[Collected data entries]
***

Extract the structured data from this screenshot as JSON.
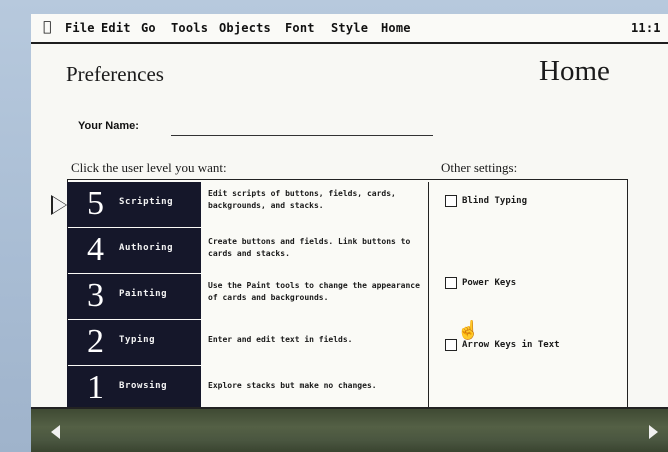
{
  "menubar": {
    "apple_icon": "apple-icon",
    "items": [
      "File",
      "Edit",
      "Go",
      "Tools",
      "Objects",
      "Font",
      "Style",
      "Home"
    ],
    "clock": "11:1"
  },
  "card": {
    "title": "Preferences",
    "stack_name": "Home",
    "your_name_label": "Your Name:",
    "your_name_value": "",
    "levels_heading": "Click the user level you want:",
    "other_heading": "Other settings:"
  },
  "levels": [
    {
      "number": "5",
      "name": "Scripting",
      "description": "Edit scripts of buttons, fields, cards, backgrounds, and stacks."
    },
    {
      "number": "4",
      "name": "Authoring",
      "description": "Create buttons and fields. Link buttons to cards and stacks."
    },
    {
      "number": "3",
      "name": "Painting",
      "description": "Use the Paint tools to change the appearance of cards and backgrounds."
    },
    {
      "number": "2",
      "name": "Typing",
      "description": "Enter and edit text in fields."
    },
    {
      "number": "1",
      "name": "Browsing",
      "description": "Explore stacks but make no changes."
    }
  ],
  "selected_level": "5",
  "settings": {
    "blind_typing": {
      "label": "Blind Typing",
      "checked": false
    },
    "power_keys": {
      "label": "Power Keys",
      "checked": false
    },
    "arrow_keys": {
      "label": "Arrow Keys in Text",
      "checked": false
    }
  },
  "colors": {
    "level_bg": "#15172a",
    "scrollbar": "#4a5640",
    "background": "#a9bdd4"
  }
}
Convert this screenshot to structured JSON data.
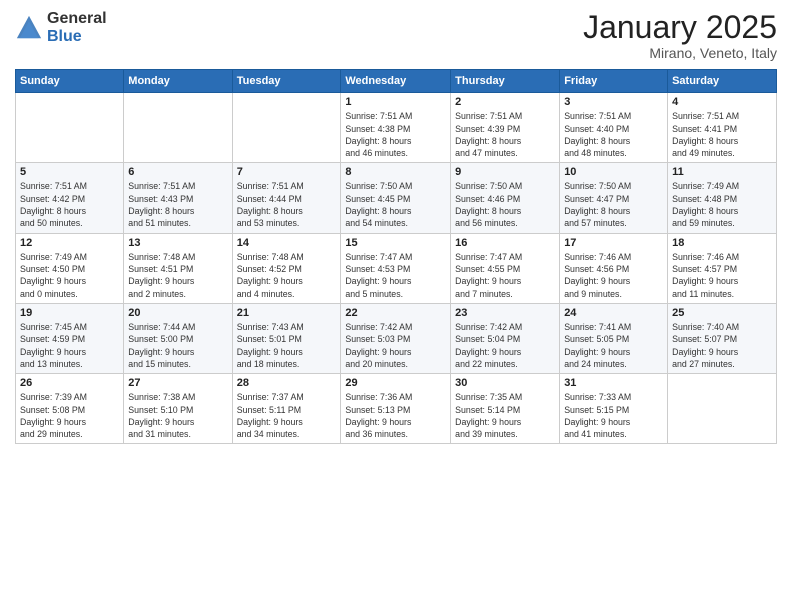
{
  "header": {
    "logo_general": "General",
    "logo_blue": "Blue",
    "month_title": "January 2025",
    "location": "Mirano, Veneto, Italy"
  },
  "weekdays": [
    "Sunday",
    "Monday",
    "Tuesday",
    "Wednesday",
    "Thursday",
    "Friday",
    "Saturday"
  ],
  "weeks": [
    [
      {
        "day": "",
        "info": ""
      },
      {
        "day": "",
        "info": ""
      },
      {
        "day": "",
        "info": ""
      },
      {
        "day": "1",
        "info": "Sunrise: 7:51 AM\nSunset: 4:38 PM\nDaylight: 8 hours\nand 46 minutes."
      },
      {
        "day": "2",
        "info": "Sunrise: 7:51 AM\nSunset: 4:39 PM\nDaylight: 8 hours\nand 47 minutes."
      },
      {
        "day": "3",
        "info": "Sunrise: 7:51 AM\nSunset: 4:40 PM\nDaylight: 8 hours\nand 48 minutes."
      },
      {
        "day": "4",
        "info": "Sunrise: 7:51 AM\nSunset: 4:41 PM\nDaylight: 8 hours\nand 49 minutes."
      }
    ],
    [
      {
        "day": "5",
        "info": "Sunrise: 7:51 AM\nSunset: 4:42 PM\nDaylight: 8 hours\nand 50 minutes."
      },
      {
        "day": "6",
        "info": "Sunrise: 7:51 AM\nSunset: 4:43 PM\nDaylight: 8 hours\nand 51 minutes."
      },
      {
        "day": "7",
        "info": "Sunrise: 7:51 AM\nSunset: 4:44 PM\nDaylight: 8 hours\nand 53 minutes."
      },
      {
        "day": "8",
        "info": "Sunrise: 7:50 AM\nSunset: 4:45 PM\nDaylight: 8 hours\nand 54 minutes."
      },
      {
        "day": "9",
        "info": "Sunrise: 7:50 AM\nSunset: 4:46 PM\nDaylight: 8 hours\nand 56 minutes."
      },
      {
        "day": "10",
        "info": "Sunrise: 7:50 AM\nSunset: 4:47 PM\nDaylight: 8 hours\nand 57 minutes."
      },
      {
        "day": "11",
        "info": "Sunrise: 7:49 AM\nSunset: 4:48 PM\nDaylight: 8 hours\nand 59 minutes."
      }
    ],
    [
      {
        "day": "12",
        "info": "Sunrise: 7:49 AM\nSunset: 4:50 PM\nDaylight: 9 hours\nand 0 minutes."
      },
      {
        "day": "13",
        "info": "Sunrise: 7:48 AM\nSunset: 4:51 PM\nDaylight: 9 hours\nand 2 minutes."
      },
      {
        "day": "14",
        "info": "Sunrise: 7:48 AM\nSunset: 4:52 PM\nDaylight: 9 hours\nand 4 minutes."
      },
      {
        "day": "15",
        "info": "Sunrise: 7:47 AM\nSunset: 4:53 PM\nDaylight: 9 hours\nand 5 minutes."
      },
      {
        "day": "16",
        "info": "Sunrise: 7:47 AM\nSunset: 4:55 PM\nDaylight: 9 hours\nand 7 minutes."
      },
      {
        "day": "17",
        "info": "Sunrise: 7:46 AM\nSunset: 4:56 PM\nDaylight: 9 hours\nand 9 minutes."
      },
      {
        "day": "18",
        "info": "Sunrise: 7:46 AM\nSunset: 4:57 PM\nDaylight: 9 hours\nand 11 minutes."
      }
    ],
    [
      {
        "day": "19",
        "info": "Sunrise: 7:45 AM\nSunset: 4:59 PM\nDaylight: 9 hours\nand 13 minutes."
      },
      {
        "day": "20",
        "info": "Sunrise: 7:44 AM\nSunset: 5:00 PM\nDaylight: 9 hours\nand 15 minutes."
      },
      {
        "day": "21",
        "info": "Sunrise: 7:43 AM\nSunset: 5:01 PM\nDaylight: 9 hours\nand 18 minutes."
      },
      {
        "day": "22",
        "info": "Sunrise: 7:42 AM\nSunset: 5:03 PM\nDaylight: 9 hours\nand 20 minutes."
      },
      {
        "day": "23",
        "info": "Sunrise: 7:42 AM\nSunset: 5:04 PM\nDaylight: 9 hours\nand 22 minutes."
      },
      {
        "day": "24",
        "info": "Sunrise: 7:41 AM\nSunset: 5:05 PM\nDaylight: 9 hours\nand 24 minutes."
      },
      {
        "day": "25",
        "info": "Sunrise: 7:40 AM\nSunset: 5:07 PM\nDaylight: 9 hours\nand 27 minutes."
      }
    ],
    [
      {
        "day": "26",
        "info": "Sunrise: 7:39 AM\nSunset: 5:08 PM\nDaylight: 9 hours\nand 29 minutes."
      },
      {
        "day": "27",
        "info": "Sunrise: 7:38 AM\nSunset: 5:10 PM\nDaylight: 9 hours\nand 31 minutes."
      },
      {
        "day": "28",
        "info": "Sunrise: 7:37 AM\nSunset: 5:11 PM\nDaylight: 9 hours\nand 34 minutes."
      },
      {
        "day": "29",
        "info": "Sunrise: 7:36 AM\nSunset: 5:13 PM\nDaylight: 9 hours\nand 36 minutes."
      },
      {
        "day": "30",
        "info": "Sunrise: 7:35 AM\nSunset: 5:14 PM\nDaylight: 9 hours\nand 39 minutes."
      },
      {
        "day": "31",
        "info": "Sunrise: 7:33 AM\nSunset: 5:15 PM\nDaylight: 9 hours\nand 41 minutes."
      },
      {
        "day": "",
        "info": ""
      }
    ]
  ]
}
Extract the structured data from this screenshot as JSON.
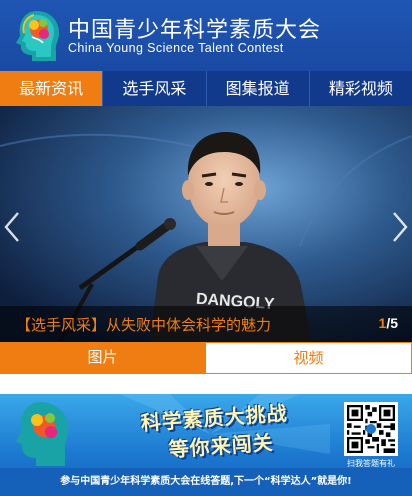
{
  "header": {
    "title_cn": "中国青少年科学素质大会",
    "title_en": "China Young Science Talent Contest"
  },
  "nav": {
    "items": [
      {
        "label": "最新资讯"
      },
      {
        "label": "选手风采"
      },
      {
        "label": "图集报道"
      },
      {
        "label": "精彩视频"
      }
    ],
    "active_index": 0
  },
  "slider": {
    "caption": "【选手风采】从失败中体会科学的魅力",
    "current": "1",
    "total": "/5",
    "shirt_text": "DANGOLY"
  },
  "media_tabs": {
    "items": [
      {
        "label": "图片"
      },
      {
        "label": "视频"
      }
    ],
    "active_index": 0
  },
  "banner": {
    "title": "科学素质大挑战",
    "subtitle": "等你来闯关",
    "qr_label": "扫我答题有礼",
    "footer": "参与中国青少年科学素质大会在线答题,下一个“科学达人”就是你!"
  },
  "colors": {
    "brand_blue": "#1f56b4",
    "nav_blue": "#123a8c",
    "accent_orange": "#f07d12"
  }
}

***

▶ Stated task
Check every line for "buttons" and show the ones that have it.

▶ Response
      "description": "Edit scripts of buttons, fields, cards, backgrounds, and stacks."
      "description": "Create buttons and fields. Link buttons to cards and stacks."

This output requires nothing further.